[Data extracted from a collection]
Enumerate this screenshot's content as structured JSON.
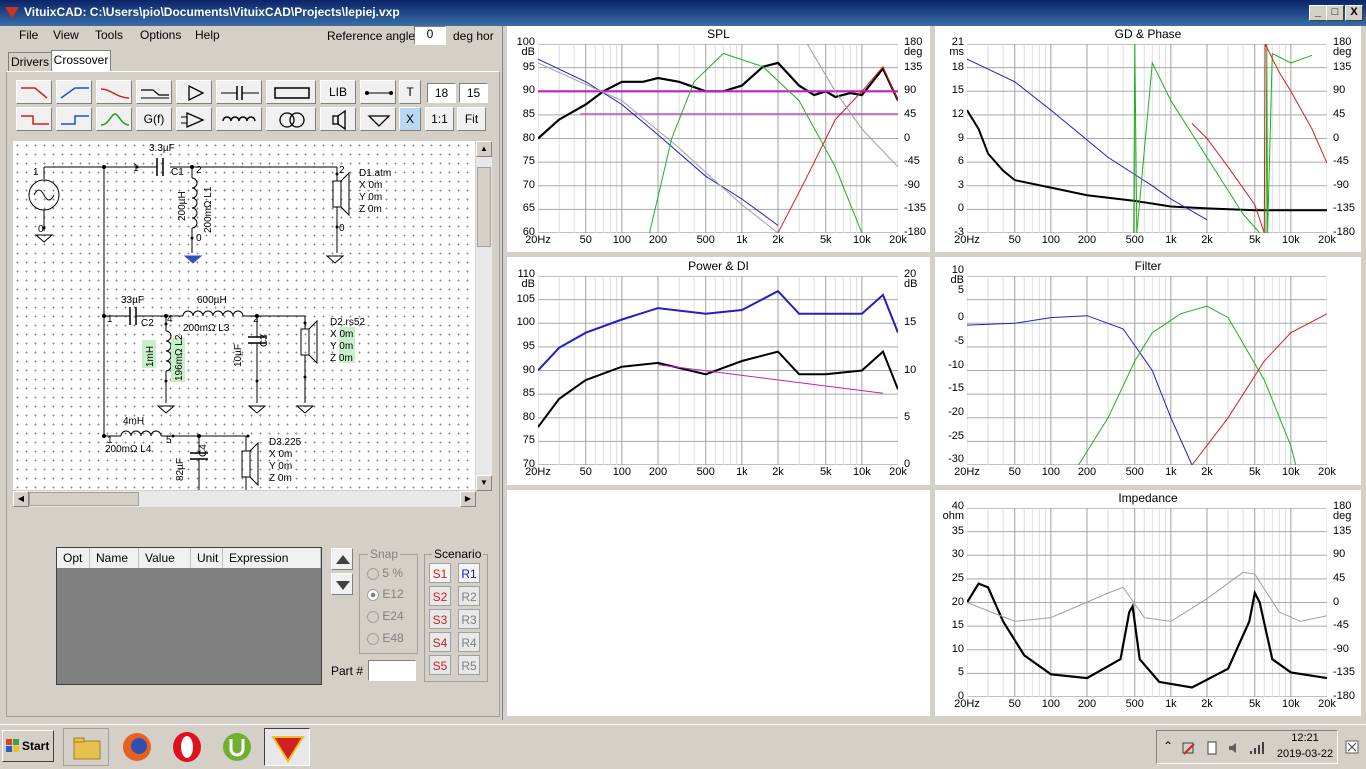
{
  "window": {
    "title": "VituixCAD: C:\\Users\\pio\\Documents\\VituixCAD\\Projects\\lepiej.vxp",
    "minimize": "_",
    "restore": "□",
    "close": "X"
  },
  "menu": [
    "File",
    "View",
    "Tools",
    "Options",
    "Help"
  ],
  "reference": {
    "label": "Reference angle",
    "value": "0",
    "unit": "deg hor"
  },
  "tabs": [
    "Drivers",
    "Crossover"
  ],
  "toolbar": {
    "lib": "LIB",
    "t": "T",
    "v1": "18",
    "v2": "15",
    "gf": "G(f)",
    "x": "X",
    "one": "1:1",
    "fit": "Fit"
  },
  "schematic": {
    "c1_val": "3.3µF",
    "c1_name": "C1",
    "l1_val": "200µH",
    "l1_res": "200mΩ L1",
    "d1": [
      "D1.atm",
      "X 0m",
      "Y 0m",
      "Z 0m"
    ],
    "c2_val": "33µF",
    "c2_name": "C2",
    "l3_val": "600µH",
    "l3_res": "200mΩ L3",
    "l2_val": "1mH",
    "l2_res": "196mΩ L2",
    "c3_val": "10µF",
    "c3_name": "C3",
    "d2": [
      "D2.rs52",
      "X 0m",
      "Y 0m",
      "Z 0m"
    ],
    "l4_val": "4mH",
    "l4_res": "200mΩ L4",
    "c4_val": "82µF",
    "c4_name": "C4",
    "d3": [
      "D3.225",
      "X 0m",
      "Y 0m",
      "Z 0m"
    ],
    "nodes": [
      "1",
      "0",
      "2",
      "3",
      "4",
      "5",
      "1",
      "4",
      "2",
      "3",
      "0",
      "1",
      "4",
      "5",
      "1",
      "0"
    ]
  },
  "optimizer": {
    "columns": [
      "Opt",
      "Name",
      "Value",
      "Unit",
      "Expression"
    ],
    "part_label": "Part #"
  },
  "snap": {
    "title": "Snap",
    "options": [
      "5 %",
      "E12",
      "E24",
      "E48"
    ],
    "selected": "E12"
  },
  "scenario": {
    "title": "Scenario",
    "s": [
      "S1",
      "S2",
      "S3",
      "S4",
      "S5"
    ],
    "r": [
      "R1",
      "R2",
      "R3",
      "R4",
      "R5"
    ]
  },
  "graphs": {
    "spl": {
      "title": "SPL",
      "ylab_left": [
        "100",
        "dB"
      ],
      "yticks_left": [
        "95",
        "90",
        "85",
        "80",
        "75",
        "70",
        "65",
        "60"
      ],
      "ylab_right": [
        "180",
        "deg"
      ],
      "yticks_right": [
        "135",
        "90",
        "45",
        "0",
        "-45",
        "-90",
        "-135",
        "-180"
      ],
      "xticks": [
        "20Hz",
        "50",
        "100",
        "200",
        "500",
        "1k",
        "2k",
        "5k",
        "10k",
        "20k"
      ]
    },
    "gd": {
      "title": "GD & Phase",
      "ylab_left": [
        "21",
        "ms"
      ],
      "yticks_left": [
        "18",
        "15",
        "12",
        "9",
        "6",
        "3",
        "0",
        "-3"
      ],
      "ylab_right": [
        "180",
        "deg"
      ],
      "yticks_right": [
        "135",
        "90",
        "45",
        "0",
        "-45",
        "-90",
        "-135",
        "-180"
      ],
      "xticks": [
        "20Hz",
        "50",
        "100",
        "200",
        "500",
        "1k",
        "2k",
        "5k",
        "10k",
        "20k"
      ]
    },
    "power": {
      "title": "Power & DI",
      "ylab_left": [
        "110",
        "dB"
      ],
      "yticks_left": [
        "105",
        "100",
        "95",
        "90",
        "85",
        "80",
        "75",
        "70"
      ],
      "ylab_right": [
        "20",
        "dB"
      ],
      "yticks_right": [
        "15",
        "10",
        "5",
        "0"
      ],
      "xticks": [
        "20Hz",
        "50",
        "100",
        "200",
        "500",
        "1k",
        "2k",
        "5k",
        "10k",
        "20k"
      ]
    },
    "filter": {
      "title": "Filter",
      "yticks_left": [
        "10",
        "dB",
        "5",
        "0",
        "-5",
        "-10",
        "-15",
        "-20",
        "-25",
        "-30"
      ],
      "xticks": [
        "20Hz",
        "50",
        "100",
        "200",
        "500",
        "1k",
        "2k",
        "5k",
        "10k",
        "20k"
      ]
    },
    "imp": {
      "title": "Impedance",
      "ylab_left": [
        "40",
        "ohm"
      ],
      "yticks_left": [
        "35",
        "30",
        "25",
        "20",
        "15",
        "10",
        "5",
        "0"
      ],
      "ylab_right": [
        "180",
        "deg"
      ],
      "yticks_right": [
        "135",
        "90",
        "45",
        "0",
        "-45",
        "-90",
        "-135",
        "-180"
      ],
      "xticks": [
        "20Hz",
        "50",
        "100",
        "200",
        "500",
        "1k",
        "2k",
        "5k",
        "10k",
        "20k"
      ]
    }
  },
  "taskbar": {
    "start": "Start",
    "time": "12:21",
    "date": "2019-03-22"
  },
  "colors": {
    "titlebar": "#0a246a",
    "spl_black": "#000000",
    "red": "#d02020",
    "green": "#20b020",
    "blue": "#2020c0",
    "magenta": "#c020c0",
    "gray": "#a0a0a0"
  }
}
* * *
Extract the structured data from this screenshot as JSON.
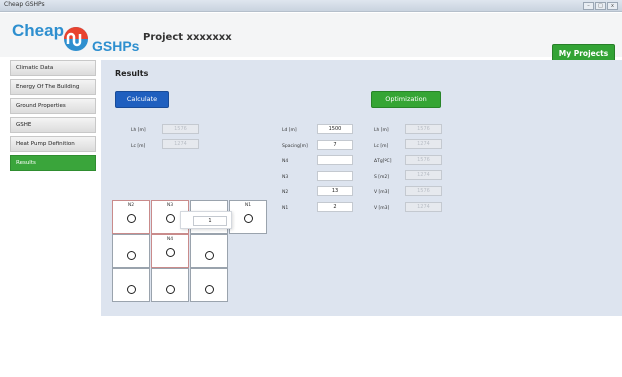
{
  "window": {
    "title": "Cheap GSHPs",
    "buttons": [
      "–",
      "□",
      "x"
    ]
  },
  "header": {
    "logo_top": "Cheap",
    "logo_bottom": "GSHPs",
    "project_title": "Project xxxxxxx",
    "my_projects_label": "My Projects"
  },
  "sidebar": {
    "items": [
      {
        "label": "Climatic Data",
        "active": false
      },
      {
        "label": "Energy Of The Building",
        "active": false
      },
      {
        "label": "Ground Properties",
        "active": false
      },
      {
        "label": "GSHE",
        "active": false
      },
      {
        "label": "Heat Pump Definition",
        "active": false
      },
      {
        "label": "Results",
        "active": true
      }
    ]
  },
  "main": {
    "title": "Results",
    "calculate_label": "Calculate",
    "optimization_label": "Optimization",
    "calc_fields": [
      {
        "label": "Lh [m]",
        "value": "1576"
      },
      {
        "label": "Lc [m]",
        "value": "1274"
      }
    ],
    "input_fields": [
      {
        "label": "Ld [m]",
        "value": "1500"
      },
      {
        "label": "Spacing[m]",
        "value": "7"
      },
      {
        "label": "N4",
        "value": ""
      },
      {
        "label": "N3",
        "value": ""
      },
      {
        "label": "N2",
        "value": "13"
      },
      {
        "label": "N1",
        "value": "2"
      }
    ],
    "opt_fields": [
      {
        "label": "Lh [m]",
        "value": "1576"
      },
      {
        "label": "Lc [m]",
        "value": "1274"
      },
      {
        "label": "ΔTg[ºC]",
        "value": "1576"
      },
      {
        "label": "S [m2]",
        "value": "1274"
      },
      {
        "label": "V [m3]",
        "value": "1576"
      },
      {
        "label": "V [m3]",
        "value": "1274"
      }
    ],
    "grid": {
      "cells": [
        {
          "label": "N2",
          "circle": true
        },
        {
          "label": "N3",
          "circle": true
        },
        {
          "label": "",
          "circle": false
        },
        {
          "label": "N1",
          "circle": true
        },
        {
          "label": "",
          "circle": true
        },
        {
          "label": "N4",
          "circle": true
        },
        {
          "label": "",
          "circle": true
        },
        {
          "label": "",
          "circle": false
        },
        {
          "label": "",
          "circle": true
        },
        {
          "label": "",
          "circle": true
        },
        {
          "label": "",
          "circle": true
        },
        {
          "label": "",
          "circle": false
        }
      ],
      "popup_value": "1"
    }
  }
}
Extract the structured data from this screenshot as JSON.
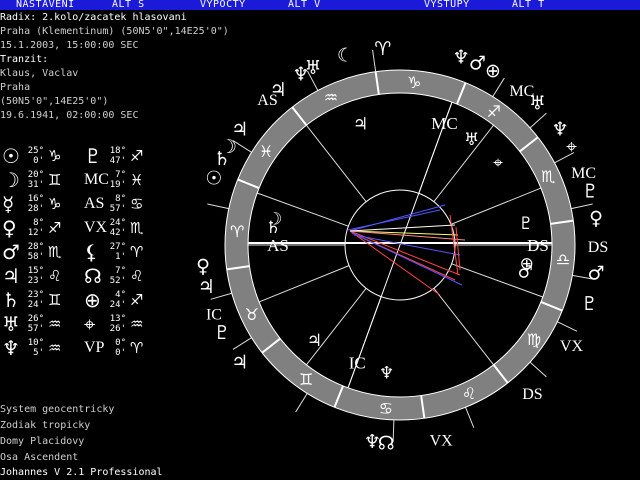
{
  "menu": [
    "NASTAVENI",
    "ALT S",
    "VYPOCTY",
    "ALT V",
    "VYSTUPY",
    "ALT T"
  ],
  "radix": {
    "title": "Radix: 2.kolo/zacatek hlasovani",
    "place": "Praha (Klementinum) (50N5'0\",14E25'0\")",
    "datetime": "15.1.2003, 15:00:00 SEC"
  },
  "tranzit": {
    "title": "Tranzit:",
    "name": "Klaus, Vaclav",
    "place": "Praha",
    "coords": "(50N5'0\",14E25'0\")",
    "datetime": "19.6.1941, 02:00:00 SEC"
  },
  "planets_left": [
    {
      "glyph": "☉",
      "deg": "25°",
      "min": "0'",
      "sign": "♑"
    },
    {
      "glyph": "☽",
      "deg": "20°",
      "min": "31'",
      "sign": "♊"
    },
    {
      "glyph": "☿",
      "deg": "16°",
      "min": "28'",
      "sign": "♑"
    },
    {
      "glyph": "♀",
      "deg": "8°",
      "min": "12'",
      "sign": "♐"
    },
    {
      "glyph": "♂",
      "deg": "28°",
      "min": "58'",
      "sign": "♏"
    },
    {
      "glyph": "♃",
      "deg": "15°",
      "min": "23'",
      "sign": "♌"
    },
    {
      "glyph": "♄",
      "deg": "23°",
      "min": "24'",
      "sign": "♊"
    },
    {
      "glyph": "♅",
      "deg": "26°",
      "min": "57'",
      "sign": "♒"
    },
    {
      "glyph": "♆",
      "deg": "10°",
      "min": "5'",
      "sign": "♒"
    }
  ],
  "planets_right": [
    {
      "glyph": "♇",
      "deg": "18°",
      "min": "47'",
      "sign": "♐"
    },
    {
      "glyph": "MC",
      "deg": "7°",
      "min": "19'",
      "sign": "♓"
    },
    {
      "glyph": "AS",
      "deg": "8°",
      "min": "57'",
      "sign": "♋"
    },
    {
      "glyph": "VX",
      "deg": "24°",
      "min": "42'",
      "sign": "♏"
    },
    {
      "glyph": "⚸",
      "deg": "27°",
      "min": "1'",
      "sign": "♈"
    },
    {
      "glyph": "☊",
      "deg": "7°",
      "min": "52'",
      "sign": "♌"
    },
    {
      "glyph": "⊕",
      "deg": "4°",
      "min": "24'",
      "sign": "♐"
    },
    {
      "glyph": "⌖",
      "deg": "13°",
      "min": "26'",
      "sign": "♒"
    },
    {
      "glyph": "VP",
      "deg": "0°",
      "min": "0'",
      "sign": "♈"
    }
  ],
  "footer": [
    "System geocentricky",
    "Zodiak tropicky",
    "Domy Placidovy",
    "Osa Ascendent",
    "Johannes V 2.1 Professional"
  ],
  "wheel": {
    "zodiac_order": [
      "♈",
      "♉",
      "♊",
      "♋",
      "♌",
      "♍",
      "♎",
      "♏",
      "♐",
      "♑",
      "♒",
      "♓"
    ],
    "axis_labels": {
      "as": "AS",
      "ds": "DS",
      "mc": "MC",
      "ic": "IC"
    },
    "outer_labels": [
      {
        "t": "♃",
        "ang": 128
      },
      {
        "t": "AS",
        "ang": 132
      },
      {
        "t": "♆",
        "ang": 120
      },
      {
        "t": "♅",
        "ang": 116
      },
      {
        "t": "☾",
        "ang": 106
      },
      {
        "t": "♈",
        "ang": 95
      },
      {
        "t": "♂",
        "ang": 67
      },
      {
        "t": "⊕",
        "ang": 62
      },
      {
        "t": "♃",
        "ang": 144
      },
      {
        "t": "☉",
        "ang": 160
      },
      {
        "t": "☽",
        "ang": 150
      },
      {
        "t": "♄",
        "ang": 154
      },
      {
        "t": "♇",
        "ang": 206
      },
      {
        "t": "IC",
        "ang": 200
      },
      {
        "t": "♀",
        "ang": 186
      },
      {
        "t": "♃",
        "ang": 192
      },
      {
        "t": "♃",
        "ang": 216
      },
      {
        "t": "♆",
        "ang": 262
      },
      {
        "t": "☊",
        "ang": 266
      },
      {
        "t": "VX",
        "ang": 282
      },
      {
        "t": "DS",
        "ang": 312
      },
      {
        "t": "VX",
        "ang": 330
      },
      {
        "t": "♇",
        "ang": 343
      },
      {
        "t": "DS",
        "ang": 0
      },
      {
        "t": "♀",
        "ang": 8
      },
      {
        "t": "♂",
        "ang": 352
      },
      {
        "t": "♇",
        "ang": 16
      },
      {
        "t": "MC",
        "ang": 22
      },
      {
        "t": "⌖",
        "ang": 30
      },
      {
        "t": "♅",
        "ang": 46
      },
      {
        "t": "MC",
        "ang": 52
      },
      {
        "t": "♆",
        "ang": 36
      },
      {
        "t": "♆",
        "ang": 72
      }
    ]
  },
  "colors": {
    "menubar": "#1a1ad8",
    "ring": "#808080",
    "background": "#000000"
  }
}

▸ Stated task: Collect every line above that contains the word "Praha".

▸ Solution to this problem:
    "place": "Praha (Klementinum) (50N5'0\",14E25'0\")",
    "place": "Praha",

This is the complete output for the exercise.